Record excerpts:
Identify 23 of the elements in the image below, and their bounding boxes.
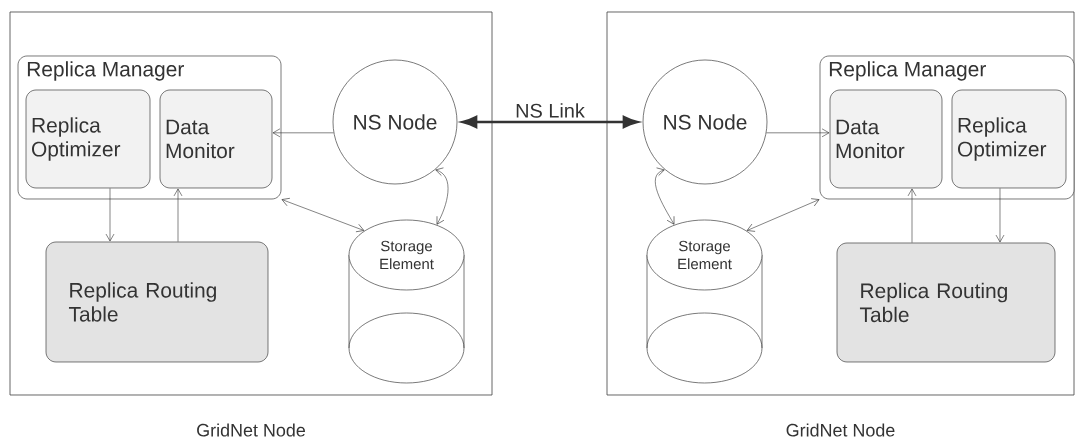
storage-cylinder: Storage Element (348, 219, 465, 384)
table-box: Replica Routing Table (45, 241, 269, 363)
component-box: Data Monitor (829, 89, 943, 189)
table-box: Replica Routing Table (836, 242, 1056, 363)
storage-cylinder: Storage Element (646, 219, 763, 384)
arrow (105, 188, 115, 242)
arrow (746, 198, 820, 232)
arrow (435, 167, 449, 225)
group-title: Replica Manager (27, 61, 184, 81)
arrow (766, 128, 830, 138)
arrow (995, 188, 1005, 243)
component-box: Data Monitor (159, 89, 273, 189)
node-label: GridNet Node (197, 423, 305, 437)
arrow (272, 128, 334, 138)
arrow (655, 167, 675, 225)
arrow (907, 188, 917, 243)
arrow (173, 188, 183, 242)
arrow (281, 198, 365, 233)
node-label: GridNet Node (786, 423, 895, 437)
component-box: Replica Optimizer (951, 89, 1067, 189)
group-title: Replica Manager (829, 61, 986, 81)
edge-label: NS Link (514, 102, 586, 119)
component-box: Replica Optimizer (25, 89, 151, 189)
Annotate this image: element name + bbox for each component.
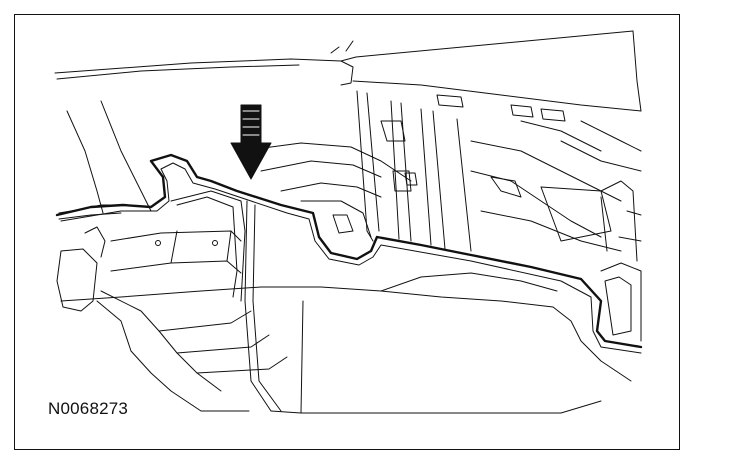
floor-panel-outline (60, 272, 632, 414)
location-arrow-icon (230, 104, 272, 180)
figure-reference-code: N0068273 (48, 399, 129, 418)
weatherstrip-seal-inner (60, 162, 642, 354)
interior-background-lines (240, 142, 412, 238)
left-body-structure (56, 100, 288, 412)
upper-panel-outline (54, 30, 642, 112)
right-body-structure (356, 90, 642, 342)
vehicle-body-line-art (54, 30, 643, 414)
weatherstrip-seal (55, 153, 643, 349)
illustration-frame: N0068273 (14, 14, 680, 450)
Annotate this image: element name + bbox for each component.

Short problem: Return every one of the items above verbatim, line by line, but leave the pictures out.

Result of the exercise:
Identify 23 of the elements in the image below, and their bounding boxes.
storage-cylinder: Storage Element (348, 219, 465, 384)
table-box: Replica Routing Table (45, 241, 269, 363)
component-box: Data Monitor (829, 89, 943, 189)
table-box: Replica Routing Table (836, 242, 1056, 363)
storage-cylinder: Storage Element (646, 219, 763, 384)
arrow (105, 188, 115, 242)
arrow (746, 198, 820, 232)
arrow (435, 167, 449, 225)
group-title: Replica Manager (27, 61, 184, 81)
arrow (766, 128, 830, 138)
arrow (995, 188, 1005, 243)
component-box: Data Monitor (159, 89, 273, 189)
node-label: GridNet Node (197, 423, 305, 437)
arrow (272, 128, 334, 138)
arrow (655, 167, 675, 225)
arrow (907, 188, 917, 243)
arrow (173, 188, 183, 242)
arrow (281, 198, 365, 233)
node-label: GridNet Node (786, 423, 895, 437)
component-box: Replica Optimizer (951, 89, 1067, 189)
group-title: Replica Manager (829, 61, 986, 81)
edge-label: NS Link (514, 102, 586, 119)
component-box: Replica Optimizer (25, 89, 151, 189)
Annotate this image: element name + bbox for each component.
floor-panel-outline (60, 272, 632, 414)
location-arrow-icon (230, 104, 272, 180)
figure-reference-code: N0068273 (48, 399, 129, 418)
weatherstrip-seal-inner (60, 162, 642, 354)
interior-background-lines (240, 142, 412, 238)
left-body-structure (56, 100, 288, 412)
upper-panel-outline (54, 30, 642, 112)
right-body-structure (356, 90, 642, 342)
vehicle-body-line-art (54, 30, 643, 414)
weatherstrip-seal (55, 153, 643, 349)
illustration-frame: N0068273 (14, 14, 680, 450)
Annotate this image: element name + bbox for each component.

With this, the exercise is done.